▶ WHAT YOU SHOULD DO
Copy each line below in which the word "Total" occurs.

'''

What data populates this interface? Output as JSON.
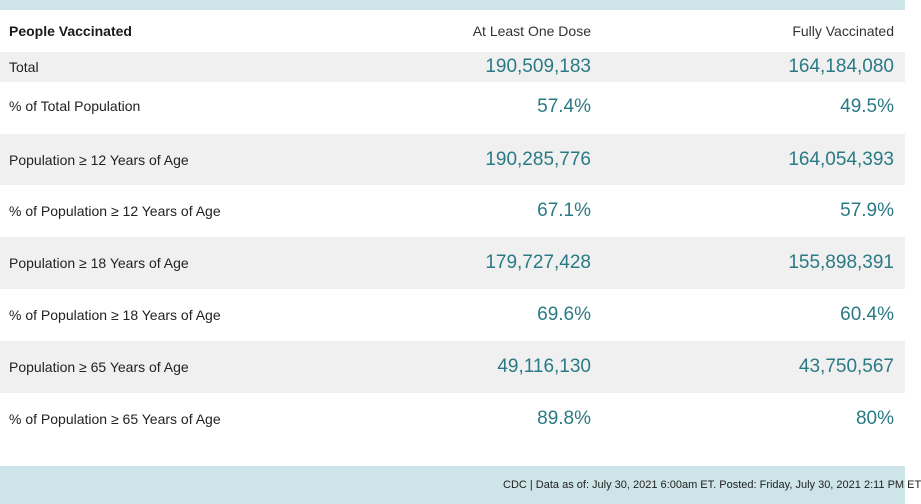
{
  "table": {
    "header": {
      "label": "People Vaccinated",
      "col_one": "At Least One Dose",
      "col_full": "Fully Vaccinated"
    },
    "rows": [
      {
        "label": "Total",
        "one": "190,509,183",
        "full": "164,184,080"
      },
      {
        "label": "% of Total Population",
        "one": "57.4%",
        "full": "49.5%"
      },
      {
        "label": "Population ≥ 12 Years of Age",
        "one": "190,285,776",
        "full": "164,054,393"
      },
      {
        "label": "% of Population ≥ 12 Years of Age",
        "one": "67.1%",
        "full": "57.9%"
      },
      {
        "label": "Population ≥ 18 Years of Age",
        "one": "179,727,428",
        "full": "155,898,391"
      },
      {
        "label": "% of Population ≥ 18 Years of Age",
        "one": "69.6%",
        "full": "60.4%"
      },
      {
        "label": "Population ≥ 65 Years of Age",
        "one": "49,116,130",
        "full": "43,750,567"
      },
      {
        "label": "% of Population ≥ 65 Years of Age",
        "one": "89.8%",
        "full": "80%"
      }
    ]
  },
  "footer": {
    "source_text": "CDC | Data as of: July 30, 2021 6:00am ET. Posted: Friday, July 30, 2021 2:11 PM ET"
  },
  "colors": {
    "value_teal": "#2a7a85",
    "strip_background": "#cde4e8",
    "shaded_row": "#f0f0f0"
  }
}
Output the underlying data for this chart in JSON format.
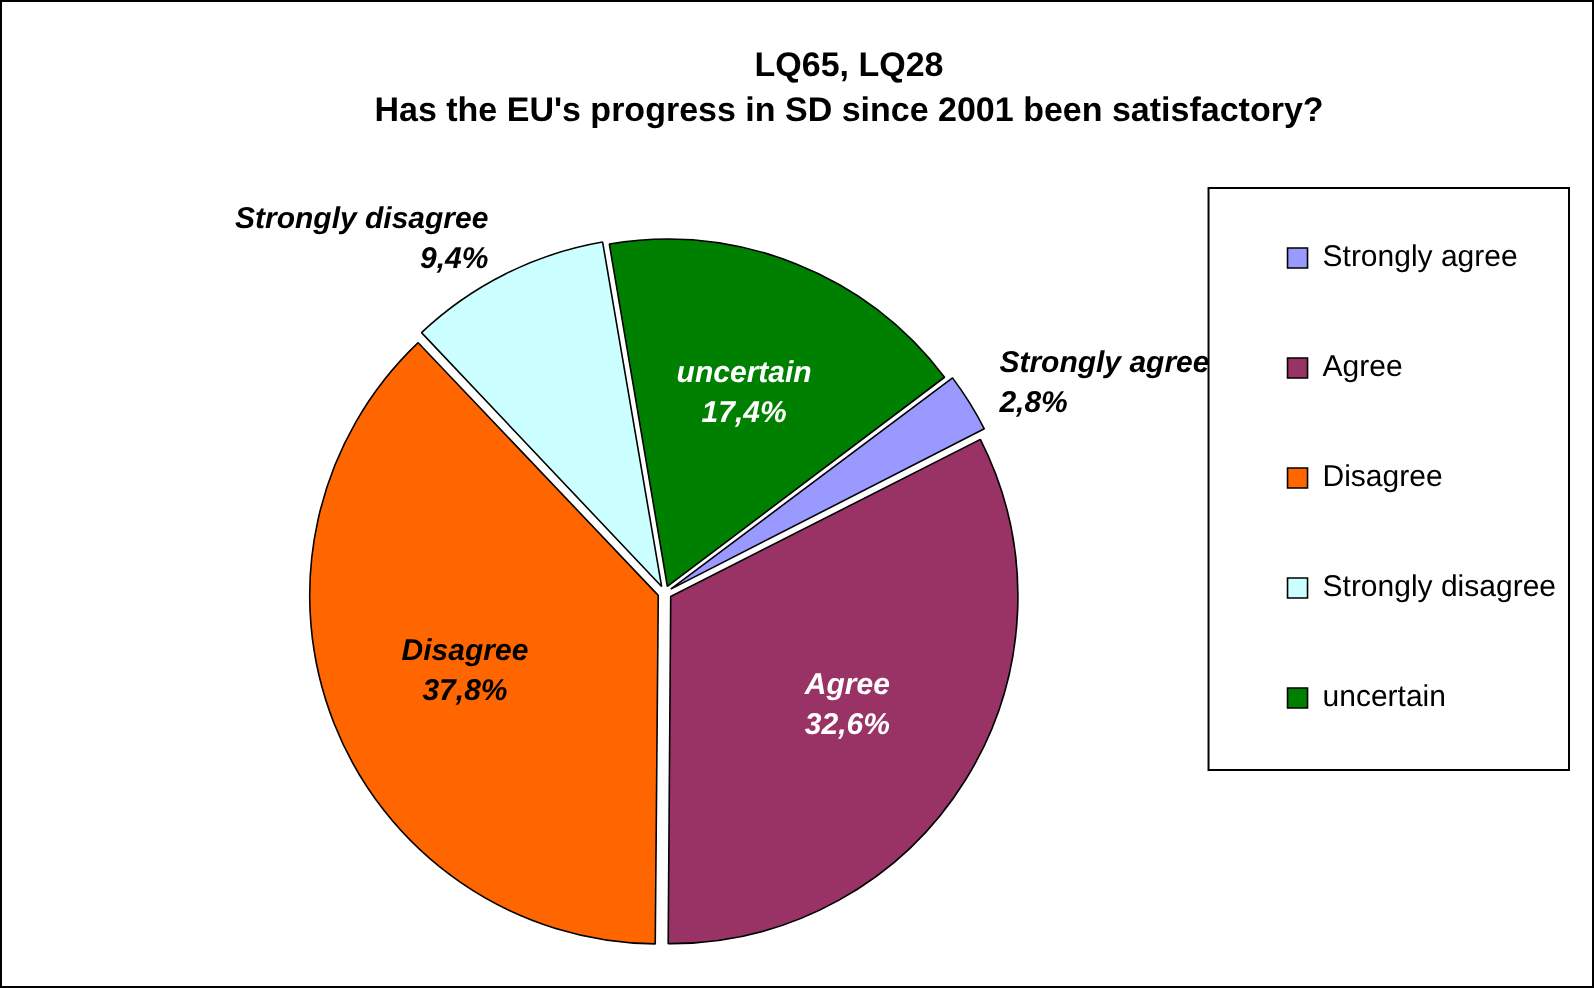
{
  "chart_data": {
    "type": "pie",
    "title": "LQ65, LQ28",
    "subtitle": "Has the EU's progress in SD since 2001 been satisfactory?",
    "categories": [
      "Strongly agree",
      "Agree",
      "Disagree",
      "Strongly disagree",
      "uncertain"
    ],
    "values": [
      2.8,
      32.6,
      37.8,
      9.4,
      17.4
    ],
    "value_labels": [
      "2,8%",
      "32,6%",
      "37,8%",
      "9,4%",
      "17,4%"
    ],
    "colors": [
      "#9999ff",
      "#993366",
      "#ff6600",
      "#ccffff",
      "#008000"
    ],
    "legend": "right"
  }
}
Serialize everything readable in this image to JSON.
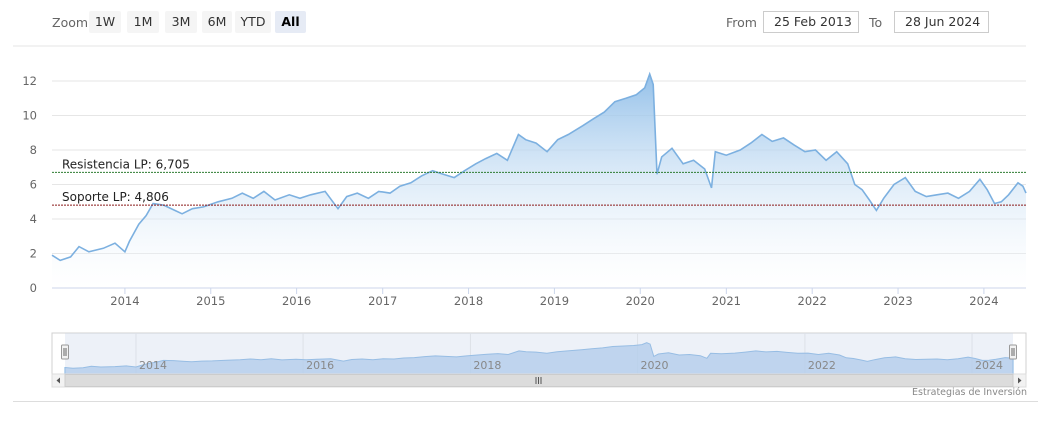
{
  "toolbar": {
    "zoom_label": "Zoom",
    "zoom_buttons": [
      "1W",
      "1M",
      "3M",
      "6M",
      "YTD",
      "All"
    ],
    "active_zoom": "All",
    "from_label": "From",
    "from_value": "25 Feb 2013",
    "to_label": "To",
    "to_value": "28 Jun 2024"
  },
  "credit": "Estrategias de Inversión",
  "colors": {
    "series_line": "#7cb0e0",
    "series_fill_top": "#8ebde8",
    "resistance_line": "#2e7d32",
    "support_line": "#8b1a1a",
    "navigator_mask": "#ccd6eb"
  },
  "chart_data": {
    "type": "area",
    "title": "",
    "xlabel": "",
    "ylabel": "",
    "ylim": [
      0,
      13
    ],
    "yticks": [
      0,
      2,
      4,
      6,
      8,
      10,
      12
    ],
    "xlim": [
      "2013-02-25",
      "2024-06-28"
    ],
    "xticks": [
      "2014",
      "2015",
      "2016",
      "2017",
      "2018",
      "2019",
      "2020",
      "2021",
      "2022",
      "2023",
      "2024"
    ],
    "grid": true,
    "series": [
      {
        "name": "",
        "points": [
          [
            "2013-02-25",
            1.9
          ],
          [
            "2013-04-01",
            1.6
          ],
          [
            "2013-05-15",
            1.8
          ],
          [
            "2013-06-20",
            2.4
          ],
          [
            "2013-08-01",
            2.1
          ],
          [
            "2013-10-01",
            2.3
          ],
          [
            "2013-11-20",
            2.6
          ],
          [
            "2014-01-01",
            2.1
          ],
          [
            "2014-01-20",
            2.7
          ],
          [
            "2014-03-01",
            3.7
          ],
          [
            "2014-04-01",
            4.2
          ],
          [
            "2014-05-01",
            4.9
          ],
          [
            "2014-06-15",
            4.8
          ],
          [
            "2014-08-01",
            4.5
          ],
          [
            "2014-09-01",
            4.3
          ],
          [
            "2014-10-15",
            4.6
          ],
          [
            "2014-12-01",
            4.7
          ],
          [
            "2015-02-01",
            5.0
          ],
          [
            "2015-04-01",
            5.2
          ],
          [
            "2015-05-15",
            5.5
          ],
          [
            "2015-07-01",
            5.2
          ],
          [
            "2015-08-15",
            5.6
          ],
          [
            "2015-10-01",
            5.1
          ],
          [
            "2015-12-01",
            5.4
          ],
          [
            "2016-01-15",
            5.2
          ],
          [
            "2016-03-01",
            5.4
          ],
          [
            "2016-05-01",
            5.6
          ],
          [
            "2016-06-25",
            4.6
          ],
          [
            "2016-08-01",
            5.3
          ],
          [
            "2016-09-15",
            5.5
          ],
          [
            "2016-11-01",
            5.2
          ],
          [
            "2016-12-15",
            5.6
          ],
          [
            "2017-02-01",
            5.5
          ],
          [
            "2017-03-15",
            5.9
          ],
          [
            "2017-05-01",
            6.1
          ],
          [
            "2017-06-15",
            6.5
          ],
          [
            "2017-08-01",
            6.8
          ],
          [
            "2017-09-15",
            6.6
          ],
          [
            "2017-11-01",
            6.4
          ],
          [
            "2017-12-15",
            6.8
          ],
          [
            "2018-02-01",
            7.2
          ],
          [
            "2018-03-15",
            7.5
          ],
          [
            "2018-05-01",
            7.8
          ],
          [
            "2018-06-15",
            7.4
          ],
          [
            "2018-08-01",
            8.9
          ],
          [
            "2018-09-01",
            8.6
          ],
          [
            "2018-10-15",
            8.4
          ],
          [
            "2018-12-01",
            7.9
          ],
          [
            "2019-01-15",
            8.6
          ],
          [
            "2019-03-01",
            8.9
          ],
          [
            "2019-05-01",
            9.4
          ],
          [
            "2019-06-15",
            9.8
          ],
          [
            "2019-08-01",
            10.2
          ],
          [
            "2019-09-15",
            10.8
          ],
          [
            "2019-11-01",
            11.0
          ],
          [
            "2019-12-15",
            11.2
          ],
          [
            "2020-01-20",
            11.6
          ],
          [
            "2020-02-10",
            12.4
          ],
          [
            "2020-02-25",
            11.8
          ],
          [
            "2020-03-12",
            6.6
          ],
          [
            "2020-04-01",
            7.6
          ],
          [
            "2020-05-15",
            8.1
          ],
          [
            "2020-07-01",
            7.2
          ],
          [
            "2020-08-15",
            7.4
          ],
          [
            "2020-10-01",
            6.9
          ],
          [
            "2020-10-30",
            5.8
          ],
          [
            "2020-11-15",
            7.9
          ],
          [
            "2021-01-01",
            7.7
          ],
          [
            "2021-03-01",
            8.0
          ],
          [
            "2021-04-15",
            8.4
          ],
          [
            "2021-06-01",
            8.9
          ],
          [
            "2021-07-15",
            8.5
          ],
          [
            "2021-09-01",
            8.7
          ],
          [
            "2021-10-15",
            8.3
          ],
          [
            "2021-12-01",
            7.9
          ],
          [
            "2022-01-15",
            8.0
          ],
          [
            "2022-03-01",
            7.4
          ],
          [
            "2022-04-15",
            7.9
          ],
          [
            "2022-06-01",
            7.2
          ],
          [
            "2022-07-01",
            6.0
          ],
          [
            "2022-08-01",
            5.7
          ],
          [
            "2022-09-01",
            5.1
          ],
          [
            "2022-10-01",
            4.5
          ],
          [
            "2022-11-01",
            5.2
          ],
          [
            "2022-12-15",
            6.0
          ],
          [
            "2023-02-01",
            6.4
          ],
          [
            "2023-03-15",
            5.6
          ],
          [
            "2023-05-01",
            5.3
          ],
          [
            "2023-06-15",
            5.4
          ],
          [
            "2023-08-01",
            5.5
          ],
          [
            "2023-09-15",
            5.2
          ],
          [
            "2023-11-01",
            5.6
          ],
          [
            "2023-12-15",
            6.3
          ],
          [
            "2024-01-15",
            5.7
          ],
          [
            "2024-02-15",
            4.9
          ],
          [
            "2024-03-15",
            5.0
          ],
          [
            "2024-04-15",
            5.4
          ],
          [
            "2024-05-25",
            6.1
          ],
          [
            "2024-06-15",
            5.9
          ],
          [
            "2024-06-28",
            5.5
          ]
        ]
      }
    ],
    "plot_lines": [
      {
        "label": "Resistencia LP: 6,705",
        "value": 6.705
      },
      {
        "label": "Soporte LP: 4,806",
        "value": 4.806
      }
    ],
    "navigator": {
      "xticks": [
        "2014",
        "2016",
        "2018",
        "2020",
        "2022",
        "2024"
      ]
    }
  }
}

'''

▶ RESPONSE TO THIS EXERCISE
        "label": "Total",
        "label": "% of Total Population",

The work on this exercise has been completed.